Gather all lines with "ylabel" from the records.

(Data entries for graphics)
——

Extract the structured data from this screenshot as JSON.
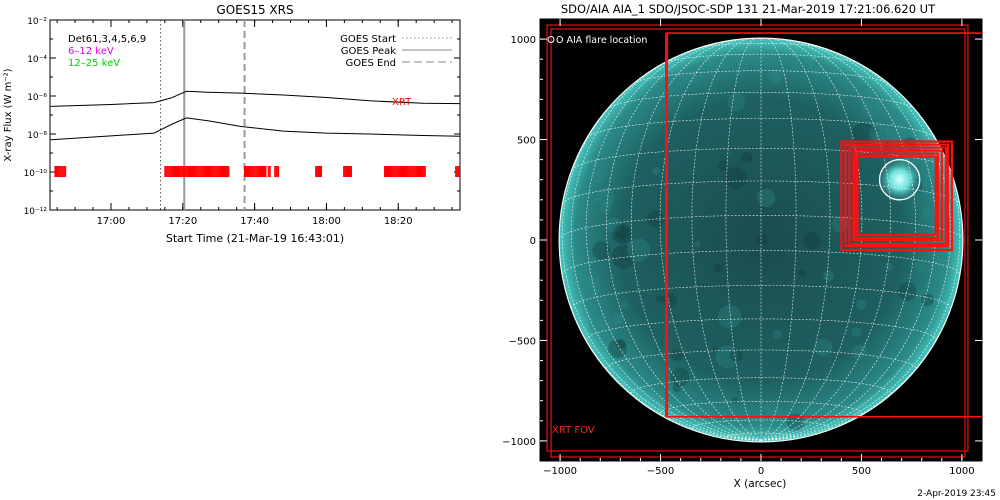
{
  "footer_timestamp": "2-Apr-2019 23:45",
  "chart_data": [
    {
      "type": "line",
      "title": "GOES15 XRS",
      "xlabel": "Start Time (21-Mar-19 16:43:01)",
      "ylabel": "X-ray Flux (W m⁻²)",
      "y_scale": "log",
      "ylim_exponent": [
        -12,
        -2
      ],
      "y_ticks": [
        {
          "exp": -2,
          "label": "10⁻²"
        },
        {
          "exp": -4,
          "label": "10⁻⁴"
        },
        {
          "exp": -6,
          "label": "10⁻⁶"
        },
        {
          "exp": -8,
          "label": "10⁻⁸"
        },
        {
          "exp": -10,
          "label": "10⁻¹⁰"
        },
        {
          "exp": -12,
          "label": "10⁻¹²"
        }
      ],
      "x_ticks": [
        "17:00",
        "17:20",
        "17:40",
        "18:00",
        "18:20"
      ],
      "legend_top_left": [
        {
          "text": "Det61,3,4,5,6,9",
          "color": "#000000"
        },
        {
          "text": "6–12 keV",
          "color": "#e000e0"
        },
        {
          "text": "12–25 keV",
          "color": "#00d000"
        }
      ],
      "legend_top_right": [
        {
          "label": "GOES Start",
          "style": "dotted"
        },
        {
          "label": "GOES Peak",
          "style": "solid"
        },
        {
          "label": "GOES End",
          "style": "dashed"
        }
      ],
      "annotation": {
        "text": "XRT",
        "color": "#ff0000"
      },
      "series": [
        {
          "values_exp": [
            [
              16.72,
              -6.55
            ],
            [
              17.0,
              -6.45
            ],
            [
              17.2,
              -6.35
            ],
            [
              17.28,
              -6.1
            ],
            [
              17.35,
              -5.75
            ],
            [
              17.45,
              -5.8
            ],
            [
              17.6,
              -5.85
            ],
            [
              17.8,
              -5.95
            ],
            [
              18.0,
              -6.08
            ],
            [
              18.2,
              -6.25
            ],
            [
              18.45,
              -6.38
            ],
            [
              18.62,
              -6.4
            ]
          ]
        },
        {
          "values_exp": [
            [
              16.72,
              -8.3
            ],
            [
              17.0,
              -8.1
            ],
            [
              17.2,
              -7.95
            ],
            [
              17.28,
              -7.5
            ],
            [
              17.35,
              -7.15
            ],
            [
              17.45,
              -7.3
            ],
            [
              17.6,
              -7.6
            ],
            [
              17.8,
              -7.85
            ],
            [
              18.0,
              -7.95
            ],
            [
              18.2,
              -8.0
            ],
            [
              18.45,
              -8.08
            ],
            [
              18.62,
              -8.12
            ]
          ]
        }
      ],
      "event_lines_hours": {
        "start": 17.23,
        "peak": 17.34,
        "end": 17.62
      },
      "xrt_intervals_hours": [
        [
          16.74,
          16.79
        ],
        [
          17.25,
          17.55
        ],
        [
          17.62,
          17.72
        ],
        [
          17.73,
          17.74
        ],
        [
          17.76,
          17.78
        ],
        [
          17.95,
          17.98
        ],
        [
          18.08,
          18.12
        ],
        [
          18.27,
          18.46
        ],
        [
          18.6,
          18.62
        ]
      ]
    },
    {
      "type": "scatter",
      "title": "SDO/AIA AIA_1 SDO/JSOC-SDP 131 21-Mar-2019 17:21:06.620 UT",
      "xlabel": "X (arcsec)",
      "ylabel": "",
      "xlim": [
        -1100,
        1100
      ],
      "ylim": [
        -1100,
        1100
      ],
      "x_ticks": [
        -1000,
        -500,
        0,
        500,
        1000
      ],
      "y_ticks": [
        1000,
        500,
        0,
        -500,
        -1000
      ],
      "legend": "O AIA flare location",
      "fov_label": "XRT FOV",
      "solar_radius_arcsec": 1005,
      "flare_location_arcsec": [
        690,
        300
      ],
      "flare_circle_radius_arcsec": 100,
      "fov_boxes_arcsec": [
        [
          -1065,
          -1050,
          1030,
          1070
        ],
        [
          -1045,
          -1080,
          1015,
          1050
        ],
        [
          -470,
          -880,
          1120,
          1030
        ],
        [
          400,
          -50,
          950,
          490
        ],
        [
          420,
          -30,
          930,
          475
        ],
        [
          440,
          -20,
          920,
          460
        ],
        [
          460,
          0,
          900,
          445
        ],
        [
          470,
          10,
          880,
          430
        ],
        [
          480,
          25,
          870,
          415
        ]
      ]
    }
  ]
}
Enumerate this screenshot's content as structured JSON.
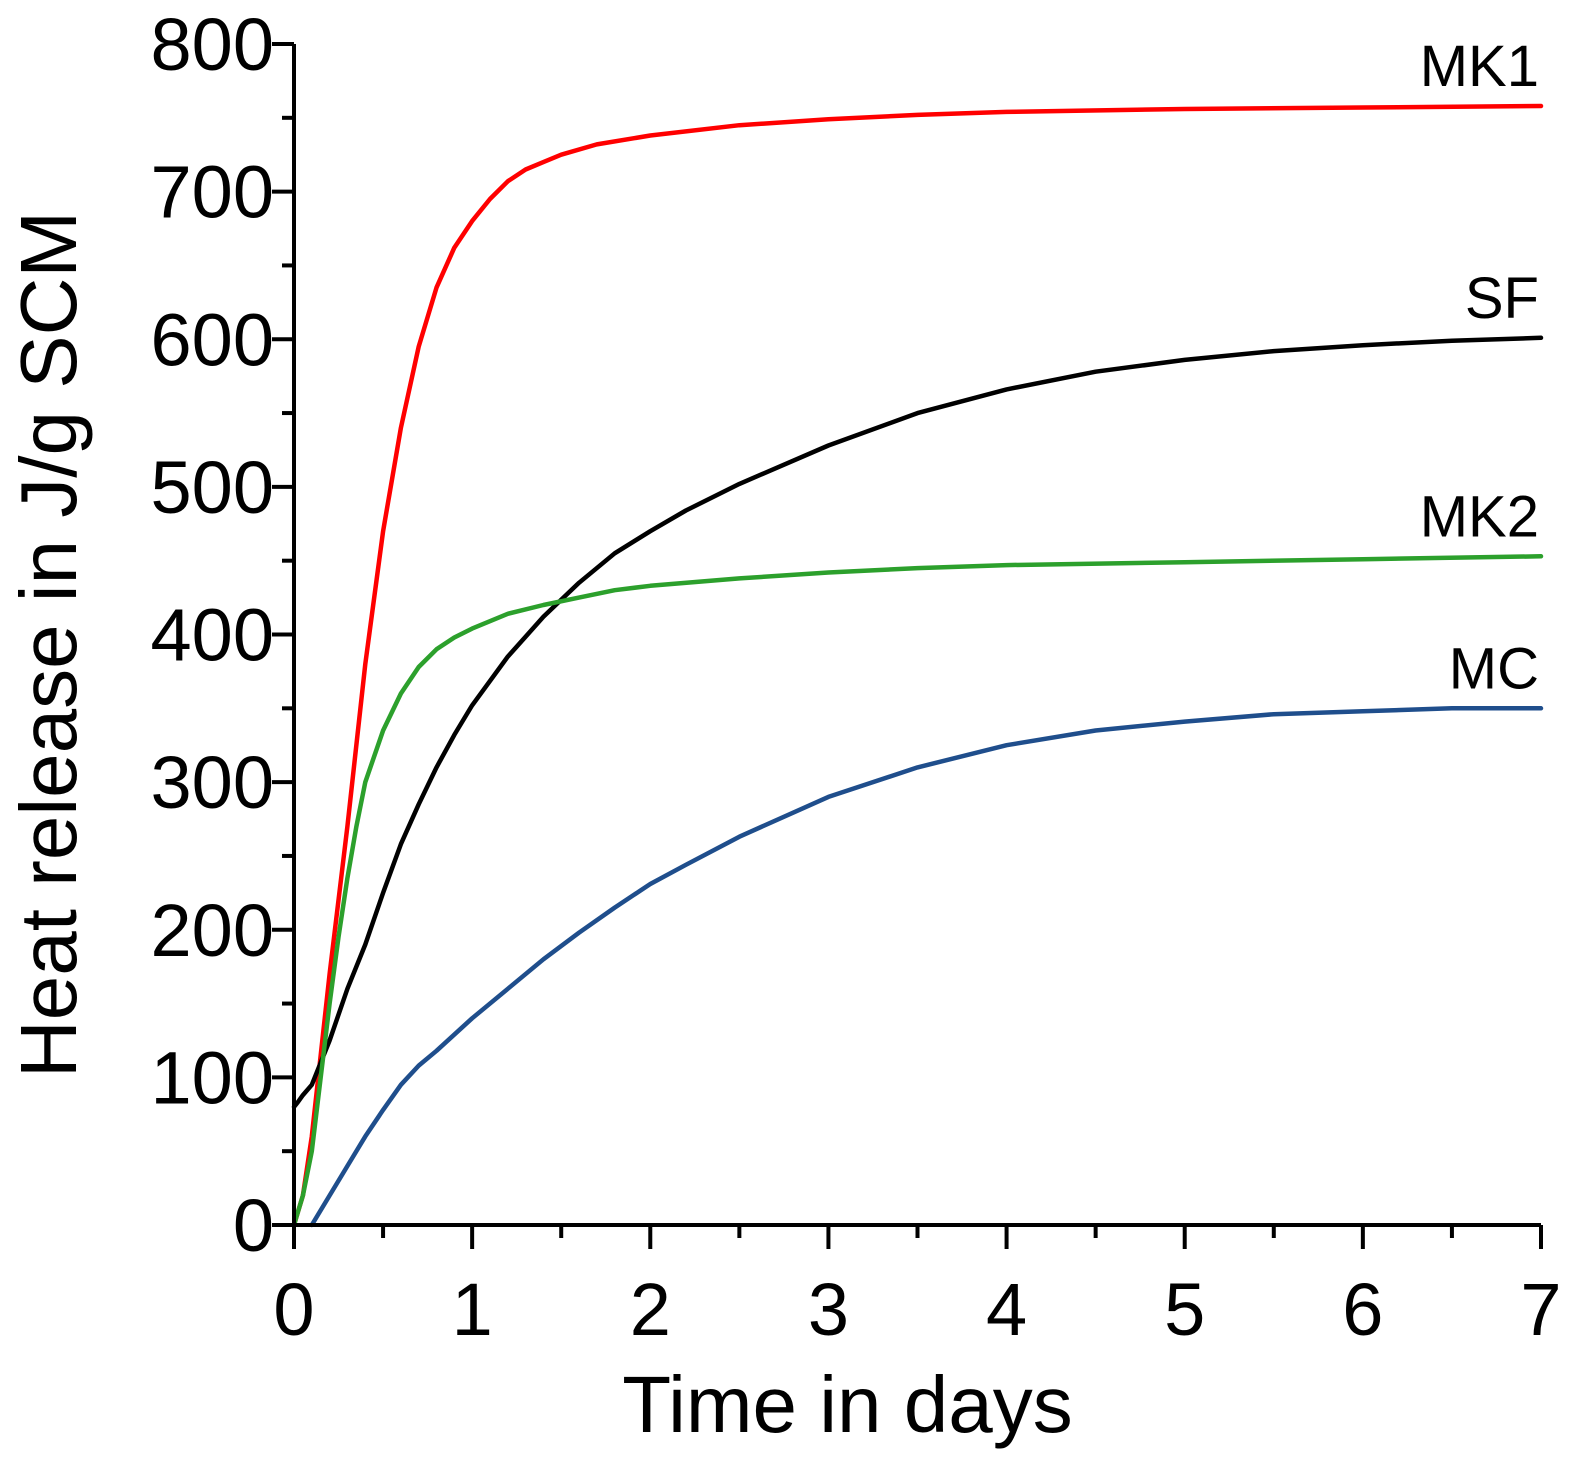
{
  "chart_data": {
    "type": "line",
    "title": "",
    "xlabel": "Time in days",
    "ylabel": "Heat release in J/g SCM",
    "xlim": [
      0,
      7
    ],
    "ylim": [
      0,
      800
    ],
    "xticks": [
      0,
      1,
      2,
      3,
      4,
      5,
      6,
      7
    ],
    "xtick_labels": [
      "0",
      "1",
      "2",
      "3",
      "4",
      "5",
      "6",
      "7"
    ],
    "xminor": [
      0.5,
      1.5,
      2.5,
      3.5,
      4.5,
      5.5,
      6.5
    ],
    "yticks": [
      0,
      100,
      200,
      300,
      400,
      500,
      600,
      700,
      800
    ],
    "ytick_labels": [
      "0",
      "100",
      "200",
      "300",
      "400",
      "500",
      "600",
      "700",
      "800"
    ],
    "yminor": [
      50,
      150,
      250,
      350,
      450,
      550,
      650,
      750
    ],
    "grid": false,
    "legend": "inline labels at right end of each line",
    "series": [
      {
        "name": "MK1",
        "color": "#ff0000",
        "x": [
          0,
          0.05,
          0.1,
          0.15,
          0.2,
          0.3,
          0.4,
          0.5,
          0.6,
          0.7,
          0.8,
          0.9,
          1.0,
          1.1,
          1.2,
          1.3,
          1.4,
          1.5,
          1.7,
          2.0,
          2.5,
          3.0,
          3.5,
          4.0,
          5.0,
          6.0,
          7.0
        ],
        "y": [
          0,
          20,
          60,
          115,
          170,
          270,
          380,
          470,
          540,
          595,
          635,
          662,
          680,
          695,
          707,
          715,
          720,
          725,
          732,
          738,
          745,
          749,
          752,
          754,
          756,
          757,
          758
        ]
      },
      {
        "name": "SF",
        "color": "#000000",
        "x": [
          0,
          0.02,
          0.05,
          0.1,
          0.2,
          0.3,
          0.4,
          0.5,
          0.6,
          0.7,
          0.8,
          0.9,
          1.0,
          1.2,
          1.4,
          1.6,
          1.8,
          2.0,
          2.2,
          2.5,
          3.0,
          3.5,
          4.0,
          4.5,
          5.0,
          5.5,
          6.0,
          6.5,
          7.0
        ],
        "y": [
          80,
          83,
          88,
          95,
          125,
          160,
          190,
          225,
          258,
          285,
          310,
          332,
          352,
          385,
          412,
          435,
          455,
          470,
          484,
          502,
          528,
          550,
          566,
          578,
          586,
          592,
          596,
          599,
          601
        ]
      },
      {
        "name": "MK2",
        "color": "#2ca02c",
        "x": [
          0,
          0.05,
          0.1,
          0.15,
          0.2,
          0.25,
          0.3,
          0.35,
          0.4,
          0.5,
          0.6,
          0.7,
          0.8,
          0.9,
          1.0,
          1.2,
          1.4,
          1.6,
          1.8,
          2.0,
          2.5,
          3.0,
          3.5,
          4.0,
          5.0,
          6.0,
          7.0
        ],
        "y": [
          0,
          20,
          50,
          100,
          150,
          195,
          235,
          270,
          300,
          335,
          360,
          378,
          390,
          398,
          404,
          414,
          420,
          425,
          430,
          433,
          438,
          442,
          445,
          447,
          449,
          451,
          453
        ]
      },
      {
        "name": "MC",
        "color": "#1f4e8c",
        "x": [
          0.1,
          0.2,
          0.3,
          0.4,
          0.5,
          0.6,
          0.7,
          0.8,
          1.0,
          1.2,
          1.4,
          1.6,
          1.8,
          2.0,
          2.2,
          2.5,
          3.0,
          3.5,
          4.0,
          4.5,
          5.0,
          5.5,
          6.0,
          6.5,
          7.0
        ],
        "y": [
          0,
          20,
          40,
          60,
          78,
          95,
          108,
          118,
          140,
          160,
          180,
          198,
          215,
          231,
          244,
          263,
          290,
          310,
          325,
          335,
          341,
          346,
          348,
          350,
          350
        ]
      }
    ]
  }
}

——

- [REPLY TO THE TASK]:
      "ylabel": "X-ray Flux (W m⁻²)",
      "ylabel": "",
    "ylabel": "Heat release in J/g SCM",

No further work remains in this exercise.